## Data supplied

□ □ □ □ □ □ □

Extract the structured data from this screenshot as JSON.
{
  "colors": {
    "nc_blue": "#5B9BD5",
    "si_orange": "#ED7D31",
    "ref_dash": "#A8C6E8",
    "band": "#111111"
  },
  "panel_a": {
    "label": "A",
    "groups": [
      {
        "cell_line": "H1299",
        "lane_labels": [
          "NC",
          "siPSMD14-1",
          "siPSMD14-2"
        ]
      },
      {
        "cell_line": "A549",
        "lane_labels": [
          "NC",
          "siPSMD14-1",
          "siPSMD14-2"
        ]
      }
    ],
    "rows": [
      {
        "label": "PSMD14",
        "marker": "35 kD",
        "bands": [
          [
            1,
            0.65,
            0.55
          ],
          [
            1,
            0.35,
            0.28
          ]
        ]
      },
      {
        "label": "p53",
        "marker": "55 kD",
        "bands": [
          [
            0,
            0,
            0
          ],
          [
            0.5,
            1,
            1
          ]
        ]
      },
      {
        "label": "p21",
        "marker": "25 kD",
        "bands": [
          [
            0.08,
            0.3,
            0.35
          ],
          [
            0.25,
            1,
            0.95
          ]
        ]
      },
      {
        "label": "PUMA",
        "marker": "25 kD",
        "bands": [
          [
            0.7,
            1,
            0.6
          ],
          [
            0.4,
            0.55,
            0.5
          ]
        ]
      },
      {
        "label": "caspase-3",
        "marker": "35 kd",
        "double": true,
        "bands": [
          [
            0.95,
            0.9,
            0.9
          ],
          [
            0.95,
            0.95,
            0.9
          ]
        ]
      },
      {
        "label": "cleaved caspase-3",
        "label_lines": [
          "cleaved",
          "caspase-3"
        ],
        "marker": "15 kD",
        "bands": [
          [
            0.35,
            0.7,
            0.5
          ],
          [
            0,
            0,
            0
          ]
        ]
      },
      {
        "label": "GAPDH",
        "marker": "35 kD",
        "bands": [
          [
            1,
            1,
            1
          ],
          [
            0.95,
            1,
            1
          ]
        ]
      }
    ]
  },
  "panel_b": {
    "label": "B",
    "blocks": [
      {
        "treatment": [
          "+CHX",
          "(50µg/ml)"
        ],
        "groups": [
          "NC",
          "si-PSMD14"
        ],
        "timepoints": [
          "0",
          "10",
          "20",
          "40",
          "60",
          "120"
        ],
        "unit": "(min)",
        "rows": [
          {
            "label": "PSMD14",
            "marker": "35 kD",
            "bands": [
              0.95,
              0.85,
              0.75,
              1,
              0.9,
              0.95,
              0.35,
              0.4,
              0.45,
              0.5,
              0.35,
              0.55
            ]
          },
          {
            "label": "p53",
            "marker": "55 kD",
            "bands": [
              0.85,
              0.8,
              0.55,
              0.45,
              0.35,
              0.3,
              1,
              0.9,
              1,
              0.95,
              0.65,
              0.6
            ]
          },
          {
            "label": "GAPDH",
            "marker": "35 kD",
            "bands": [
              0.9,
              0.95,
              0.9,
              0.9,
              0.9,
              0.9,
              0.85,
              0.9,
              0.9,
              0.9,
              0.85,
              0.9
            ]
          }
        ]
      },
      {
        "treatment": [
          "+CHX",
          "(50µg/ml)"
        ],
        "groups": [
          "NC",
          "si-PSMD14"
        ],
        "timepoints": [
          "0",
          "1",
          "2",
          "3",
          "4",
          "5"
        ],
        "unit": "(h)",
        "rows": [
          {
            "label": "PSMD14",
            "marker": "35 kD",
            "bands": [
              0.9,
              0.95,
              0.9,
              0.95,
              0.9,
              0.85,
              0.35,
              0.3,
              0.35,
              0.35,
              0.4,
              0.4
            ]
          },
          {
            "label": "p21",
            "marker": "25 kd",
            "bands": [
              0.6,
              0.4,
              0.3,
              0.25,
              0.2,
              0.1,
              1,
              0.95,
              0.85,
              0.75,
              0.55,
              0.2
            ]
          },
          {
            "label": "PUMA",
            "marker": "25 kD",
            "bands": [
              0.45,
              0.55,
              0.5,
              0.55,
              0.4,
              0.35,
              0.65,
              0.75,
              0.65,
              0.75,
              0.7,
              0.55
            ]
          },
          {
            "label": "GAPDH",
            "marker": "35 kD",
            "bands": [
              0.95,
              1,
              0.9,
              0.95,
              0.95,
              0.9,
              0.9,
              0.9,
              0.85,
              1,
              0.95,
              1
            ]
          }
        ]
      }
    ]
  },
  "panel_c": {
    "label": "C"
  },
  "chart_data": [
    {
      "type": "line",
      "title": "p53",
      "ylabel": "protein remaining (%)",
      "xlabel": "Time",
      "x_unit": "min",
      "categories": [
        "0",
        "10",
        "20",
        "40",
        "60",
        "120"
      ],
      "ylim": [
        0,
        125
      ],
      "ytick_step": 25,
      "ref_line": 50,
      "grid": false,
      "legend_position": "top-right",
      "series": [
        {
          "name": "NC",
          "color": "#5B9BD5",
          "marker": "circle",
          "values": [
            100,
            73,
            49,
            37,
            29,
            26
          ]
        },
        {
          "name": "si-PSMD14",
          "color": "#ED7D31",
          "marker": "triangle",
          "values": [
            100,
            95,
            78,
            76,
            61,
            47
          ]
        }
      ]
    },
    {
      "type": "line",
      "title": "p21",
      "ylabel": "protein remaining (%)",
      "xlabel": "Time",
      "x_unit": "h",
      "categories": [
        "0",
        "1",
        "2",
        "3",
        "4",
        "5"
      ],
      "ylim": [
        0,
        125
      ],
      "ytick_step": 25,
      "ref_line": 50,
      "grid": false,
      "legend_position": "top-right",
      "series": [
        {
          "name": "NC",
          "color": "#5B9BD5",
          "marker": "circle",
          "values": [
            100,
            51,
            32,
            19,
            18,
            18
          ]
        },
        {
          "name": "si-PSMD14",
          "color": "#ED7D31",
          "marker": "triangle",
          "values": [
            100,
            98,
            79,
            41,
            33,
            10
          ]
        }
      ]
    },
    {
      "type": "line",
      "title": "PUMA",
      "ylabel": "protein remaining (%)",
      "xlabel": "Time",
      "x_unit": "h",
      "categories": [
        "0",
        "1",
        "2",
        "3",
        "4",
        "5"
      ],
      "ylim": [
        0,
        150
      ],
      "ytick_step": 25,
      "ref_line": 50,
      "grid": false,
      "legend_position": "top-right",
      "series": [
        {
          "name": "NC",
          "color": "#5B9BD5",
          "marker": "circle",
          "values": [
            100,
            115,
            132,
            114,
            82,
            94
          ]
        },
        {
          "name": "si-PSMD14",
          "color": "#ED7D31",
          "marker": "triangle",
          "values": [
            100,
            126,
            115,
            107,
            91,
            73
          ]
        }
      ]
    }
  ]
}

□ □ □ □ □ □ □

## Directions for this task
Give back each line above exactly as written.

## Result of this exercise
Extract the structured data from this screenshot as JSON.
{
  "colors": {
    "nc_blue": "#5B9BD5",
    "si_orange": "#ED7D31",
    "ref_dash": "#A8C6E8",
    "band": "#111111"
  },
  "panel_a": {
    "label": "A",
    "groups": [
      {
        "cell_line": "H1299",
        "lane_labels": [
          "NC",
          "siPSMD14-1",
          "siPSMD14-2"
        ]
      },
      {
        "cell_line": "A549",
        "lane_labels": [
          "NC",
          "siPSMD14-1",
          "siPSMD14-2"
        ]
      }
    ],
    "rows": [
      {
        "label": "PSMD14",
        "marker": "35 kD",
        "bands": [
          [
            1,
            0.65,
            0.55
          ],
          [
            1,
            0.35,
            0.28
          ]
        ]
      },
      {
        "label": "p53",
        "marker": "55 kD",
        "bands": [
          [
            0,
            0,
            0
          ],
          [
            0.5,
            1,
            1
          ]
        ]
      },
      {
        "label": "p21",
        "marker": "25 kD",
        "bands": [
          [
            0.08,
            0.3,
            0.35
          ],
          [
            0.25,
            1,
            0.95
          ]
        ]
      },
      {
        "label": "PUMA",
        "marker": "25 kD",
        "bands": [
          [
            0.7,
            1,
            0.6
          ],
          [
            0.4,
            0.55,
            0.5
          ]
        ]
      },
      {
        "label": "caspase-3",
        "marker": "35 kd",
        "double": true,
        "bands": [
          [
            0.95,
            0.9,
            0.9
          ],
          [
            0.95,
            0.95,
            0.9
          ]
        ]
      },
      {
        "label": "cleaved caspase-3",
        "label_lines": [
          "cleaved",
          "caspase-3"
        ],
        "marker": "15 kD",
        "bands": [
          [
            0.35,
            0.7,
            0.5
          ],
          [
            0,
            0,
            0
          ]
        ]
      },
      {
        "label": "GAPDH",
        "marker": "35 kD",
        "bands": [
          [
            1,
            1,
            1
          ],
          [
            0.95,
            1,
            1
          ]
        ]
      }
    ]
  },
  "panel_b": {
    "label": "B",
    "blocks": [
      {
        "treatment": [
          "+CHX",
          "(50µg/ml)"
        ],
        "groups": [
          "NC",
          "si-PSMD14"
        ],
        "timepoints": [
          "0",
          "10",
          "20",
          "40",
          "60",
          "120"
        ],
        "unit": "(min)",
        "rows": [
          {
            "label": "PSMD14",
            "marker": "35 kD",
            "bands": [
              0.95,
              0.85,
              0.75,
              1,
              0.9,
              0.95,
              0.35,
              0.4,
              0.45,
              0.5,
              0.35,
              0.55
            ]
          },
          {
            "label": "p53",
            "marker": "55 kD",
            "bands": [
              0.85,
              0.8,
              0.55,
              0.45,
              0.35,
              0.3,
              1,
              0.9,
              1,
              0.95,
              0.65,
              0.6
            ]
          },
          {
            "label": "GAPDH",
            "marker": "35 kD",
            "bands": [
              0.9,
              0.95,
              0.9,
              0.9,
              0.9,
              0.9,
              0.85,
              0.9,
              0.9,
              0.9,
              0.85,
              0.9
            ]
          }
        ]
      },
      {
        "treatment": [
          "+CHX",
          "(50µg/ml)"
        ],
        "groups": [
          "NC",
          "si-PSMD14"
        ],
        "timepoints": [
          "0",
          "1",
          "2",
          "3",
          "4",
          "5"
        ],
        "unit": "(h)",
        "rows": [
          {
            "label": "PSMD14",
            "marker": "35 kD",
            "bands": [
              0.9,
              0.95,
              0.9,
              0.95,
              0.9,
              0.85,
              0.35,
              0.3,
              0.35,
              0.35,
              0.4,
              0.4
            ]
          },
          {
            "label": "p21",
            "marker": "25 kd",
            "bands": [
              0.6,
              0.4,
              0.3,
              0.25,
              0.2,
              0.1,
              1,
              0.95,
              0.85,
              0.75,
              0.55,
              0.2
            ]
          },
          {
            "label": "PUMA",
            "marker": "25 kD",
            "bands": [
              0.45,
              0.55,
              0.5,
              0.55,
              0.4,
              0.35,
              0.65,
              0.75,
              0.65,
              0.75,
              0.7,
              0.55
            ]
          },
          {
            "label": "GAPDH",
            "marker": "35 kD",
            "bands": [
              0.95,
              1,
              0.9,
              0.95,
              0.95,
              0.9,
              0.9,
              0.9,
              0.85,
              1,
              0.95,
              1
            ]
          }
        ]
      }
    ]
  },
  "panel_c": {
    "label": "C"
  },
  "chart_data": [
    {
      "type": "line",
      "title": "p53",
      "ylabel": "protein remaining (%)",
      "xlabel": "Time",
      "x_unit": "min",
      "categories": [
        "0",
        "10",
        "20",
        "40",
        "60",
        "120"
      ],
      "ylim": [
        0,
        125
      ],
      "ytick_step": 25,
      "ref_line": 50,
      "grid": false,
      "legend_position": "top-right",
      "series": [
        {
          "name": "NC",
          "color": "#5B9BD5",
          "marker": "circle",
          "values": [
            100,
            73,
            49,
            37,
            29,
            26
          ]
        },
        {
          "name": "si-PSMD14",
          "color": "#ED7D31",
          "marker": "triangle",
          "values": [
            100,
            95,
            78,
            76,
            61,
            47
          ]
        }
      ]
    },
    {
      "type": "line",
      "title": "p21",
      "ylabel": "protein remaining (%)",
      "xlabel": "Time",
      "x_unit": "h",
      "categories": [
        "0",
        "1",
        "2",
        "3",
        "4",
        "5"
      ],
      "ylim": [
        0,
        125
      ],
      "ytick_step": 25,
      "ref_line": 50,
      "grid": false,
      "legend_position": "top-right",
      "series": [
        {
          "name": "NC",
          "color": "#5B9BD5",
          "marker": "circle",
          "values": [
            100,
            51,
            32,
            19,
            18,
            18
          ]
        },
        {
          "name": "si-PSMD14",
          "color": "#ED7D31",
          "marker": "triangle",
          "values": [
            100,
            98,
            79,
            41,
            33,
            10
          ]
        }
      ]
    },
    {
      "type": "line",
      "title": "PUMA",
      "ylabel": "protein remaining (%)",
      "xlabel": "Time",
      "x_unit": "h",
      "categories": [
        "0",
        "1",
        "2",
        "3",
        "4",
        "5"
      ],
      "ylim": [
        0,
        150
      ],
      "ytick_step": 25,
      "ref_line": 50,
      "grid": false,
      "legend_position": "top-right",
      "series": [
        {
          "name": "NC",
          "color": "#5B9BD5",
          "marker": "circle",
          "values": [
            100,
            115,
            132,
            114,
            82,
            94
          ]
        },
        {
          "name": "si-PSMD14",
          "color": "#ED7D31",
          "marker": "triangle",
          "values": [
            100,
            126,
            115,
            107,
            91,
            73
          ]
        }
      ]
    }
  ]
}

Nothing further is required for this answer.